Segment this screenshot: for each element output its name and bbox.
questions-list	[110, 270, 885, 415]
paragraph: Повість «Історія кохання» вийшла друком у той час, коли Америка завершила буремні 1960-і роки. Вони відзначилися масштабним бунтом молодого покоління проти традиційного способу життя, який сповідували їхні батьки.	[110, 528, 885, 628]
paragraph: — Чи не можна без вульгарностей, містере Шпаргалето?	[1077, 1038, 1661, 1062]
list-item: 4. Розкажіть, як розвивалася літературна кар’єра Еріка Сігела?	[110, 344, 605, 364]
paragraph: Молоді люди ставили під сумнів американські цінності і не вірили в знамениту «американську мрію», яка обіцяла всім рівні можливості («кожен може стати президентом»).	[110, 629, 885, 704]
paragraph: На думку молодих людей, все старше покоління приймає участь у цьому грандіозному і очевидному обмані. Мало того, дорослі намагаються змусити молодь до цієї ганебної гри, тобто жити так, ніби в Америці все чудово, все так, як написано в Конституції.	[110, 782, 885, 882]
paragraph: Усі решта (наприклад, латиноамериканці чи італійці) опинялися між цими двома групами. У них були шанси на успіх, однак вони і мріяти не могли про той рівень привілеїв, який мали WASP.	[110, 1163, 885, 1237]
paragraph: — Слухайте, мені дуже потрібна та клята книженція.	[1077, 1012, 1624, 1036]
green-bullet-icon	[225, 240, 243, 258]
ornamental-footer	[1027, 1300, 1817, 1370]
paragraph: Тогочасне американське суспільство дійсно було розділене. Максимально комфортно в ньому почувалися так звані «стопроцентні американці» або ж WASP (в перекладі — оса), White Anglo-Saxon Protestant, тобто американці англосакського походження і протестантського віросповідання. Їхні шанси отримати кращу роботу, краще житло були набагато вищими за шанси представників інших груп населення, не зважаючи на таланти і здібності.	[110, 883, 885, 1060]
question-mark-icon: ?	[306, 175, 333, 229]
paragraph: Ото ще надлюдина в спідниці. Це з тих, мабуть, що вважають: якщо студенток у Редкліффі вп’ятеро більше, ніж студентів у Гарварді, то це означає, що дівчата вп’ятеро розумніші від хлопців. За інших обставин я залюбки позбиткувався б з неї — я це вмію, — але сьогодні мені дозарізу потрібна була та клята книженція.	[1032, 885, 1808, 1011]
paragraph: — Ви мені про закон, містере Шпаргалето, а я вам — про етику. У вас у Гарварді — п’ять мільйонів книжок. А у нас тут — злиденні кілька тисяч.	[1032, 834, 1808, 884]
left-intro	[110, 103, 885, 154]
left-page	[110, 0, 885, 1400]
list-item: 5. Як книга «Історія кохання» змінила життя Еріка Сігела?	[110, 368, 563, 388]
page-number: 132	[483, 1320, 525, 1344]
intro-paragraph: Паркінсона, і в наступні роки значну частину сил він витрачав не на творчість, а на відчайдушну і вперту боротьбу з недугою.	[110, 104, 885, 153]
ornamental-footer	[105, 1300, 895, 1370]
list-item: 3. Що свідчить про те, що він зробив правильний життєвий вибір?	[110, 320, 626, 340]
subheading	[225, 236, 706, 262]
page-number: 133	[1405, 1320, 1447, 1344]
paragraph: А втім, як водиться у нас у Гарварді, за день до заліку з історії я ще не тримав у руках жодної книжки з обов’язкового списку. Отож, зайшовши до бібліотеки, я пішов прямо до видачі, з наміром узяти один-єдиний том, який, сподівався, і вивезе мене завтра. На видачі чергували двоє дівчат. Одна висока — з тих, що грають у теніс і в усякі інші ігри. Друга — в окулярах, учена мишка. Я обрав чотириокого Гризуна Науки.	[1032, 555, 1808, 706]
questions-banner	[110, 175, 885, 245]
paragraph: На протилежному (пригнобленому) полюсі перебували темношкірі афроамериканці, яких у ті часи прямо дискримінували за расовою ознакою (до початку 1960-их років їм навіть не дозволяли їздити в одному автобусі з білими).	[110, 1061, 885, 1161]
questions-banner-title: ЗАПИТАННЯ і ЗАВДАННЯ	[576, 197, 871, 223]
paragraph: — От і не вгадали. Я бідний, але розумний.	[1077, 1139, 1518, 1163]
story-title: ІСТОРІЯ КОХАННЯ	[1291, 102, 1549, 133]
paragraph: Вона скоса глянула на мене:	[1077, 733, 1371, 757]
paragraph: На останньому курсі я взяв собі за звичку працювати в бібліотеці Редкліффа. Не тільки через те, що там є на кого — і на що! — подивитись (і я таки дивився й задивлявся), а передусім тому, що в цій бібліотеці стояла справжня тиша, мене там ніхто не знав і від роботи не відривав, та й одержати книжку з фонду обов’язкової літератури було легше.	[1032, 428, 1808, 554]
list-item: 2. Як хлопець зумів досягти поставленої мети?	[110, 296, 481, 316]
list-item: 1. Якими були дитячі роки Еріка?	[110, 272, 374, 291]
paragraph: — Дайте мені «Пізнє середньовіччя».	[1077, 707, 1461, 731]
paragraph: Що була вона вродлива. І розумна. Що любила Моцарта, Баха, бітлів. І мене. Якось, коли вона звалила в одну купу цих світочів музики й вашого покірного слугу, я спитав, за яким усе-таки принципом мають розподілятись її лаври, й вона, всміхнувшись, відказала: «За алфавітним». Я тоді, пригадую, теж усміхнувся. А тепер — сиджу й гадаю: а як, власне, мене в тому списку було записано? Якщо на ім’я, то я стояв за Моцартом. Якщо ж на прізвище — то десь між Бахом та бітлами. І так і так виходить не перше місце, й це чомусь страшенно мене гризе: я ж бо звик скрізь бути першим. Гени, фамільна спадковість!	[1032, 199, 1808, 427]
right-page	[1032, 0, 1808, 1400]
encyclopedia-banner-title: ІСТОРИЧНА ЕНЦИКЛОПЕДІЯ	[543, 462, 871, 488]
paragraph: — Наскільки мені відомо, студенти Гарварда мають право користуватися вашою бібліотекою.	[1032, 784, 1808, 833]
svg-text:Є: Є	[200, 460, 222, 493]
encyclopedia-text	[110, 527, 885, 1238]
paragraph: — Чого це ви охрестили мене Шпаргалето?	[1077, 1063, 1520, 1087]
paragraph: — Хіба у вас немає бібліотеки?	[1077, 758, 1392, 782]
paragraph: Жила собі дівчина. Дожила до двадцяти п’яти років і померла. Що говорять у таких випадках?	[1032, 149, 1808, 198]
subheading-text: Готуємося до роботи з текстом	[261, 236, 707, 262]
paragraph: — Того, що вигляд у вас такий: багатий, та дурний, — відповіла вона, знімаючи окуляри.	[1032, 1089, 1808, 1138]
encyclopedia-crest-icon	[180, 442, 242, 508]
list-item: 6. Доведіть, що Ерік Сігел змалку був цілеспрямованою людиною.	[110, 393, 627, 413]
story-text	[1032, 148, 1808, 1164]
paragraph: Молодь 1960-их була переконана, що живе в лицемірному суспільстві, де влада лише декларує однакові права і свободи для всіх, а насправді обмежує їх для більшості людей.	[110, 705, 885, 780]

# # # #

## Instructions to follow
Copy out every line above word for word, keeping them in the same order.

## Written answer
Segment this screenshot: for each element output its name and bbox.
questions-list	[110, 270, 885, 415]
paragraph: Повість «Історія кохання» вийшла друком у той час, коли Америка завершила буремні 1960-і роки. Вони відзначилися масштабним бунтом молодого покоління проти традиційного способу життя, який сповідували їхні батьки.	[110, 528, 885, 628]
paragraph: — Чи не можна без вульгарностей, містере Шпаргалето?	[1077, 1038, 1661, 1062]
list-item: 4. Розкажіть, як розвивалася літературна кар’єра Еріка Сігела?	[110, 344, 605, 364]
paragraph: Молоді люди ставили під сумнів американські цінності і не вірили в знамениту «американську мрію», яка обіцяла всім рівні можливості («кожен може стати президентом»).	[110, 629, 885, 704]
paragraph: На думку молодих людей, все старше покоління приймає участь у цьому грандіозному і очевидному обмані. Мало того, дорослі намагаються змусити молодь до цієї ганебної гри, тобто жити так, ніби в Америці все чудово, все так, як написано в Конституції.	[110, 782, 885, 882]
paragraph: Усі решта (наприклад, латиноамериканці чи італійці) опинялися між цими двома групами. У них були шанси на успіх, однак вони і мріяти не могли про той рівень привілеїв, який мали WASP.	[110, 1163, 885, 1237]
paragraph: — Слухайте, мені дуже потрібна та клята книженція.	[1077, 1012, 1624, 1036]
green-bullet-icon	[225, 240, 243, 258]
ornamental-footer	[1027, 1300, 1817, 1370]
paragraph: Тогочасне американське суспільство дійсно було розділене. Максимально комфортно в ньому почувалися так звані «стопроцентні американці» або ж WASP (в перекладі — оса), White Anglo-Saxon Protestant, тобто американці англосакського походження і протестантського віросповідання. Їхні шанси отримати кращу роботу, краще житло були набагато вищими за шанси представників інших груп населення, не зважаючи на таланти і здібності.	[110, 883, 885, 1060]
question-mark-icon: ?	[306, 175, 333, 229]
paragraph: Ото ще надлюдина в спідниці. Це з тих, мабуть, що вважають: якщо студенток у Редкліффі вп’ятеро більше, ніж студентів у Гарварді, то це означає, що дівчата вп’ятеро розумніші від хлопців. За інших обставин я залюбки позбиткувався б з неї — я це вмію, — але сьогодні мені дозарізу потрібна була та клята книженція.	[1032, 885, 1808, 1011]
paragraph: — Ви мені про закон, містере Шпаргалето, а я вам — про етику. У вас у Гарварді — п’ять мільйонів книжок. А у нас тут — злиденні кілька тисяч.	[1032, 834, 1808, 884]
left-intro	[110, 103, 885, 154]
left-page	[110, 0, 885, 1400]
list-item: 5. Як книга «Історія кохання» змінила життя Еріка Сігела?	[110, 368, 563, 388]
page-number: 132	[483, 1320, 525, 1344]
intro-paragraph: Паркінсона, і в наступні роки значну частину сил він витрачав не на творчість, а на відчайдушну і вперту боротьбу з недугою.	[110, 104, 885, 153]
ornamental-footer	[105, 1300, 895, 1370]
list-item: 3. Що свідчить про те, що він зробив правильний життєвий вибір?	[110, 320, 626, 340]
subheading	[225, 236, 706, 262]
page-number: 133	[1405, 1320, 1447, 1344]
paragraph: А втім, як водиться у нас у Гарварді, за день до заліку з історії я ще не тримав у руках жодної книжки з обов’язкового списку. Отож, зайшовши до бібліотеки, я пішов прямо до видачі, з наміром узяти один-єдиний том, який, сподівався, і вивезе мене завтра. На видачі чергували двоє дівчат. Одна висока — з тих, що грають у теніс і в усякі інші ігри. Друга — в окулярах, учена мишка. Я обрав чотириокого Гризуна Науки.	[1032, 555, 1808, 706]
questions-banner	[110, 175, 885, 245]
paragraph: На протилежному (пригнобленому) полюсі перебували темношкірі афроамериканці, яких у ті часи прямо дискримінували за расовою ознакою (до початку 1960-их років їм навіть не дозволяли їздити в одному автобусі з білими).	[110, 1061, 885, 1161]
questions-banner-title: ЗАПИТАННЯ і ЗАВДАННЯ	[576, 197, 871, 223]
paragraph: — От і не вгадали. Я бідний, але розумний.	[1077, 1139, 1518, 1163]
story-title: ІСТОРІЯ КОХАННЯ	[1291, 102, 1549, 133]
paragraph: Вона скоса глянула на мене:	[1077, 733, 1371, 757]
paragraph: На останньому курсі я взяв собі за звичку працювати в бібліотеці Редкліффа. Не тільки через те, що там є на кого — і на що! — подивитись (і я таки дивився й задивлявся), а передусім тому, що в цій бібліотеці стояла справжня тиша, мене там ніхто не знав і від роботи не відривав, та й одержати книжку з фонду обов’язкової літератури було легше.	[1032, 428, 1808, 554]
list-item: 2. Як хлопець зумів досягти поставленої мети?	[110, 296, 481, 316]
list-item: 1. Якими були дитячі роки Еріка?	[110, 272, 374, 291]
paragraph: — Дайте мені «Пізнє середньовіччя».	[1077, 707, 1461, 731]
paragraph: Що була вона вродлива. І розумна. Що любила Моцарта, Баха, бітлів. І мене. Якось, коли вона звалила в одну купу цих світочів музики й вашого покірного слугу, я спитав, за яким усе-таки принципом мають розподілятись її лаври, й вона, всміхнувшись, відказала: «За алфавітним». Я тоді, пригадую, теж усміхнувся. А тепер — сиджу й гадаю: а як, власне, мене в тому списку було записано? Якщо на ім’я, то я стояв за Моцартом. Якщо ж на прізвище — то десь між Бахом та бітлами. І так і так виходить не перше місце, й це чомусь страшенно мене гризе: я ж бо звик скрізь бути першим. Гени, фамільна спадковість!	[1032, 199, 1808, 427]
right-page	[1032, 0, 1808, 1400]
encyclopedia-banner-title: ІСТОРИЧНА ЕНЦИКЛОПЕДІЯ	[543, 462, 871, 488]
paragraph: — Наскільки мені відомо, студенти Гарварда мають право користуватися вашою бібліотекою.	[1032, 784, 1808, 833]
svg-text:Є: Є	[200, 460, 222, 493]
encyclopedia-text	[110, 527, 885, 1238]
paragraph: — Чого це ви охрестили мене Шпаргалето?	[1077, 1063, 1520, 1087]
paragraph: — Хіба у вас немає бібліотеки?	[1077, 758, 1392, 782]
paragraph: Жила собі дівчина. Дожила до двадцяти п’яти років і померла. Що говорять у таких випадках?	[1032, 149, 1808, 198]
subheading-text: Готуємося до роботи з текстом	[261, 236, 707, 262]
paragraph: — Того, що вигляд у вас такий: багатий, та дурний, — відповіла вона, знімаючи окуляри.	[1032, 1089, 1808, 1138]
encyclopedia-crest-icon	[180, 442, 242, 508]
list-item: 6. Доведіть, що Ерік Сігел змалку був цілеспрямованою людиною.	[110, 393, 627, 413]
story-text	[1032, 148, 1808, 1164]
paragraph: Молодь 1960-их була переконана, що живе в лицемірному суспільстві, де влада лише декларує однакові права і свободи для всіх, а насправді обмежує їх для більшості людей.	[110, 705, 885, 780]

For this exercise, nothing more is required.